◆ **Excerpt provided**

-- start --

GLint max_texture_size;

glGetIntegerv(GL_MAX_TEXTURE_SIZE, &max_texture_size);

// build up the dimensions for the atlas, then make a texture for it later

// Note: Not only are the dimensions needed before allocating space for the texture, but in

// loading up these dimensions BEFORE creating the texture, I can make sure sure that all the

// characters load (that is, check that FT_Load_Char(...) does not return errors).

// Also Note: The row width builds additively with each glyph, but the row height is only the

// height of the tallest glyph.

// Also Also Note:??mention max texture size??

//??why restrict to a max width? trying to mimic the actual bitmap layout??

unsigned int atlasPixelWidth = 0;

unsigned int atlasPixelHeight = 0;

unsigned int rowPixelWidth = 0;

unsigned int rowPixelHeight = 0;

// load only the visible characters of the basic ASCII set

// Note: The basic set is 2^7 = 128 items, and the first 32 are non-printable, so skip them.

for (size_t charCode = 32; charCode < 128; charCode++)

{

if (FT_Load_Char(face, charCode, FT_LOAD_RENDER))

-- end --

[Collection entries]
-- start --

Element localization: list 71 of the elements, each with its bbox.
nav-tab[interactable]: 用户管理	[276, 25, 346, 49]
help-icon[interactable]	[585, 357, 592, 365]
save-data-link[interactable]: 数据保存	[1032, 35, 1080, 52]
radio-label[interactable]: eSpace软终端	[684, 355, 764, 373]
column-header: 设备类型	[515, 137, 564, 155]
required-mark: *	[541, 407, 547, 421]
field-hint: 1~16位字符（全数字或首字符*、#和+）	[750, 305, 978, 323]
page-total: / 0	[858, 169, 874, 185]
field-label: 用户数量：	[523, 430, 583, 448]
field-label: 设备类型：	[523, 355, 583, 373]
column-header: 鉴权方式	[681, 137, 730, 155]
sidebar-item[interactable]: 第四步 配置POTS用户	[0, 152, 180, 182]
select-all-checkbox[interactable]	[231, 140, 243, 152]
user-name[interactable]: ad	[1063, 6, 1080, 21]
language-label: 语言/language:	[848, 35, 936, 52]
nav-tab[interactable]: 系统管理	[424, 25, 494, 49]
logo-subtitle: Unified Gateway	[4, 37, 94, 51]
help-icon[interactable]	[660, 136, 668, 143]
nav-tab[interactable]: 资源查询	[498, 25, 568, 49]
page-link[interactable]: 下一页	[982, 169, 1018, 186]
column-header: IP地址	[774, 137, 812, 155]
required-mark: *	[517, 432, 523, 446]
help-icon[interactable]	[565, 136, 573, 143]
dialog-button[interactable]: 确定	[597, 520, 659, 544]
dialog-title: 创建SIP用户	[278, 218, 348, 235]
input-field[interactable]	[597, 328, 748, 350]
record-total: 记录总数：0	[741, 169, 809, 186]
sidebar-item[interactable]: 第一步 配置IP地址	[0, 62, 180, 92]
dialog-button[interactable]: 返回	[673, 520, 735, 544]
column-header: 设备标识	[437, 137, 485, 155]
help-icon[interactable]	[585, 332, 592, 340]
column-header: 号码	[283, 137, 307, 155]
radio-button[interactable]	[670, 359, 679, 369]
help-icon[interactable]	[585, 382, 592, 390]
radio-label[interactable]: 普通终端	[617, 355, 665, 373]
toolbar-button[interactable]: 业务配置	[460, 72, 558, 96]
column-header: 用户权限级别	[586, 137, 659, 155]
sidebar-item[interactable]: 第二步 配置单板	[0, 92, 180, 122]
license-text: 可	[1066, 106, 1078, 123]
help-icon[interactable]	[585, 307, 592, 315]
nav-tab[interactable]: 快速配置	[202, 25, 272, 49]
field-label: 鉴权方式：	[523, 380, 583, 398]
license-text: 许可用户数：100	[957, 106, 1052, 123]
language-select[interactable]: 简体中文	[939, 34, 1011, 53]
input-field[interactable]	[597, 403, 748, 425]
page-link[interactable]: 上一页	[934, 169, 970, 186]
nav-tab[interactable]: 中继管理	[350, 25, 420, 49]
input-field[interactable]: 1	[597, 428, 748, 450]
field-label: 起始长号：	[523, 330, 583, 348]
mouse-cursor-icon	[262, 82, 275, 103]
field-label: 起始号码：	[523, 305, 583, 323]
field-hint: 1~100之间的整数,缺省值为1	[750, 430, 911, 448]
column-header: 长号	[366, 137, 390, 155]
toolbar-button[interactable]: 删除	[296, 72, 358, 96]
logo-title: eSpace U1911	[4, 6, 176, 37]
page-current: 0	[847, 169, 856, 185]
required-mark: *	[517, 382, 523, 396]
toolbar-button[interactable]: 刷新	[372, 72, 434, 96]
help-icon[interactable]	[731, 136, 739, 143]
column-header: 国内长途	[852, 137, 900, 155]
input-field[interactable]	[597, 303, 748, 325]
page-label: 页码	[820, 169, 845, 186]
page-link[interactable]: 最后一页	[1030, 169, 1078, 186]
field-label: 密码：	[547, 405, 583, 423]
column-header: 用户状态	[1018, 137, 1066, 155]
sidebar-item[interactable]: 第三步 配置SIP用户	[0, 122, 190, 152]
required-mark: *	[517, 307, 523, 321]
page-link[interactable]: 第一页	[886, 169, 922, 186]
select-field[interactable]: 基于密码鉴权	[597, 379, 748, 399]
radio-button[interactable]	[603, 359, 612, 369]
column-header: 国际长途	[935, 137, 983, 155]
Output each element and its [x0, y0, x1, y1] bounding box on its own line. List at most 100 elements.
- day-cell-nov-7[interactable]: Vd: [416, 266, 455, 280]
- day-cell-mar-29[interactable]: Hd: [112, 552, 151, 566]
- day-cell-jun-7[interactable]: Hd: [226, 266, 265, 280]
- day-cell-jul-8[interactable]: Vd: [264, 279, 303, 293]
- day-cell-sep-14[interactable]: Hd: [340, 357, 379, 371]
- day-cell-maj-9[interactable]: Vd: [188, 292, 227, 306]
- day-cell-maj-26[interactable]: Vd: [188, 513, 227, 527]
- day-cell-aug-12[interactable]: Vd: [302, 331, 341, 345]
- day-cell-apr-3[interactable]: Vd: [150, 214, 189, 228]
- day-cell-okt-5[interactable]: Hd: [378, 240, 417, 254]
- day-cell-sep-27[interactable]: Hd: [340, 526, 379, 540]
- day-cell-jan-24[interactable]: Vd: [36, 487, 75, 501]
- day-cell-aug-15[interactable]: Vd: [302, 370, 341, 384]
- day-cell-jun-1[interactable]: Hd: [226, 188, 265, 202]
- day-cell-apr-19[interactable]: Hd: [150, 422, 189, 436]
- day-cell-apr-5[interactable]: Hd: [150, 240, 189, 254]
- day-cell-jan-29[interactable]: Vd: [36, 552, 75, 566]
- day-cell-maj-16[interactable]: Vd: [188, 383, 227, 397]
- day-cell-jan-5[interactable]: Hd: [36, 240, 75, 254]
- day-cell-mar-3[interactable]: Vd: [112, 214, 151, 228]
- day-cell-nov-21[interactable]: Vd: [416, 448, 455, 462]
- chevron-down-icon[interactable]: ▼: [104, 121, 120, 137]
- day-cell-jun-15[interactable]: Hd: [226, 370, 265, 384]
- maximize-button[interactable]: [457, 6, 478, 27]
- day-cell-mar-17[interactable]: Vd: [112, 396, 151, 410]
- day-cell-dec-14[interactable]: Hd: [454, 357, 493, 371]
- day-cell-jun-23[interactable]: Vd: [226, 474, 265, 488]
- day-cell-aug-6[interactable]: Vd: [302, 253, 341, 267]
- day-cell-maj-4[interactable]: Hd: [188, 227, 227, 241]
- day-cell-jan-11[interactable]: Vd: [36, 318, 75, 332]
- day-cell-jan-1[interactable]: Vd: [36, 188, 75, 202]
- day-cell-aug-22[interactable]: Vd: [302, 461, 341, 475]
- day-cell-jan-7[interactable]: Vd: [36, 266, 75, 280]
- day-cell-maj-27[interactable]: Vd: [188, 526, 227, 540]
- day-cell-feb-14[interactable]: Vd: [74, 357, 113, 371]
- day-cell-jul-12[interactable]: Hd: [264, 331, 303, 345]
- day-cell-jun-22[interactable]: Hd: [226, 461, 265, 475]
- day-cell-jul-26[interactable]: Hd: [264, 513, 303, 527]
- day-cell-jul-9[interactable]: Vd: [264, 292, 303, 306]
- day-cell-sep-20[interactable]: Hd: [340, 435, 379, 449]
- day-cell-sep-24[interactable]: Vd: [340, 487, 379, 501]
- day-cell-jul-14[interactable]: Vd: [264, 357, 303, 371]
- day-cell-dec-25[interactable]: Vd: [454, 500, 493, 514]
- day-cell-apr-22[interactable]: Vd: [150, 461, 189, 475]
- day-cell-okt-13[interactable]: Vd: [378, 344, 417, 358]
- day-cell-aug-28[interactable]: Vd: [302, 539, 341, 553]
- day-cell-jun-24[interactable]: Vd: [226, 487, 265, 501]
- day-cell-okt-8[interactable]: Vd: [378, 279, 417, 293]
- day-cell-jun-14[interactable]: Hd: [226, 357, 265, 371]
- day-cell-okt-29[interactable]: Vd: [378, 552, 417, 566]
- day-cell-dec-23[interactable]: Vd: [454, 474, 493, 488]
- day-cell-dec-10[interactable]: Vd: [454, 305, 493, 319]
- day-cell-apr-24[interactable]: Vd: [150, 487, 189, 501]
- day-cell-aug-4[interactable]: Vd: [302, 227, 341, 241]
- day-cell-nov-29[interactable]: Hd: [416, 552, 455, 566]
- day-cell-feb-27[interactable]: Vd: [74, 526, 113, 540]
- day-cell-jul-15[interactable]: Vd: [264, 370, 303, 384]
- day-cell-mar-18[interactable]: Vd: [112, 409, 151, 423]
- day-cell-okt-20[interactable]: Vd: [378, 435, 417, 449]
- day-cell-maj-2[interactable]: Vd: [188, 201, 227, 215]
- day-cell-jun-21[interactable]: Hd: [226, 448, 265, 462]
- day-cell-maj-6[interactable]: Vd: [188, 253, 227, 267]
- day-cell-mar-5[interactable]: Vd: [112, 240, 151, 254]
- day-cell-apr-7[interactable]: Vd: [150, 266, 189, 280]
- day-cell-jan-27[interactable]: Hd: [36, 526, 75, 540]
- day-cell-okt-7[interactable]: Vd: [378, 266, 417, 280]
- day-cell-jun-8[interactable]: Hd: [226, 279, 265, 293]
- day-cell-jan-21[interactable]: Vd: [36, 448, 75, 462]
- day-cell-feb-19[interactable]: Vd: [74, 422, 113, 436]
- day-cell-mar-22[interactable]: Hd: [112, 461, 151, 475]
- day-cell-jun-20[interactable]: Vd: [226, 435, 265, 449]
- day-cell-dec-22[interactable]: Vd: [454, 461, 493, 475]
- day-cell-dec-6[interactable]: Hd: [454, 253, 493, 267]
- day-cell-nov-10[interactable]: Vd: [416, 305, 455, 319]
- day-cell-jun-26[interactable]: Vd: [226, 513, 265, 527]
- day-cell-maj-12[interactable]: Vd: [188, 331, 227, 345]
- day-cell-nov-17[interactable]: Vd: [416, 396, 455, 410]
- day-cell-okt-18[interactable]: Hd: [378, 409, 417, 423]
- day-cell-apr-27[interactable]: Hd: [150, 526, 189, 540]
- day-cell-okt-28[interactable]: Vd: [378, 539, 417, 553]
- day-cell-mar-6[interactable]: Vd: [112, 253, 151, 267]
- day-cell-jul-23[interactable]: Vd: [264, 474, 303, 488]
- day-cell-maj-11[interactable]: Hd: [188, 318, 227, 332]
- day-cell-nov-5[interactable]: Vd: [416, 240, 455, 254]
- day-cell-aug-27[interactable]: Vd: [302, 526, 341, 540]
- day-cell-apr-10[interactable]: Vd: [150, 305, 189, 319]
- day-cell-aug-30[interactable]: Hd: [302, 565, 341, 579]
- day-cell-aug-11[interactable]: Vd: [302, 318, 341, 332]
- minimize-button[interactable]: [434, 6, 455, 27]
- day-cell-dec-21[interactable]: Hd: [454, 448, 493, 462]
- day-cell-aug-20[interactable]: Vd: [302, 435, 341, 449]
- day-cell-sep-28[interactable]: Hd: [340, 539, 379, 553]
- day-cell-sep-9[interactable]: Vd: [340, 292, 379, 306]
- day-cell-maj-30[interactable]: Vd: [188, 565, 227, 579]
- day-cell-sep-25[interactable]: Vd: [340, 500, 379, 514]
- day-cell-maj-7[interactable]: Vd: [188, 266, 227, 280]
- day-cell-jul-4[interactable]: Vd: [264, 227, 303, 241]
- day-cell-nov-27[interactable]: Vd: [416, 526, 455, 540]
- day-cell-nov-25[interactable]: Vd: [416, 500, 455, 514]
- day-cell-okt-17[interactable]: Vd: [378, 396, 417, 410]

-- end --

◆ **What this exercise asks**
A – Answer these about the font atlas code:
(i) According to the comments, how is the row height set?
(ii) Why does the loop start at character code 32?
(iii) Which value is passed to glGetIntegerv to fill max_texture_size?
B – Carry on writing the font atlas code after the line with FT_Load_Char.

◆ **Responses**
A –
(i) The row height is only the height of the tallest glyph, while the row width grows with each glyph.
(ii) The basic ASCII set has 128 items, and the first 32 are non-printable, so they are skipped.
(iii) GL_MAX_TEXTURE_SIZE.

B –
{

fprintf(stderr, "Loading character '%c' failed\n", charCode);

continue;

}

// if this glyph would make this row's width exceed the max allowable texture size,

// start a new row

// Note: Remember that FreeType provides an 8-bit alpha bitmap, so in this particular

// application, each pixel is 1 byte and pixels and bytes can be compared.

// Also Also Note: The "+1" is a 1-pixel "gutter" between characters in case some kind

// of float rounding at render time (specifically, calculating texture coordinates S and

// T, each by definition on the range [0.0,1.0]) goes 1 pixel further than it should.

// This 1-pixel "gutter" prevents that 1 pixel from infringing on the edges of another

// glyph.

if ((rowPixelWidth + glyph->bitmap.width + 1) >= 1024)

{

// if this row is longer than any previous row, expand the atlas

// Note: Since this only happens if the next glyph will make the row exceed the max

// allowable texture width, the difference between the two will probably only be a

// handful of pixels, but these calculations need to be exact to look right.

atlasPixelWidth = std::max(atlasPixelWidth, rowPixelWidth);

// row height has already been calculated, so just add it

atlasPixelHeight += rowPixelHeight;

// reset row width and height before starting the new row

rowPixelWidth = 0;

rowPixelHeight = 0;

}

// expand the row's width by the width of this character's glyph + the 1-pixel "gutter"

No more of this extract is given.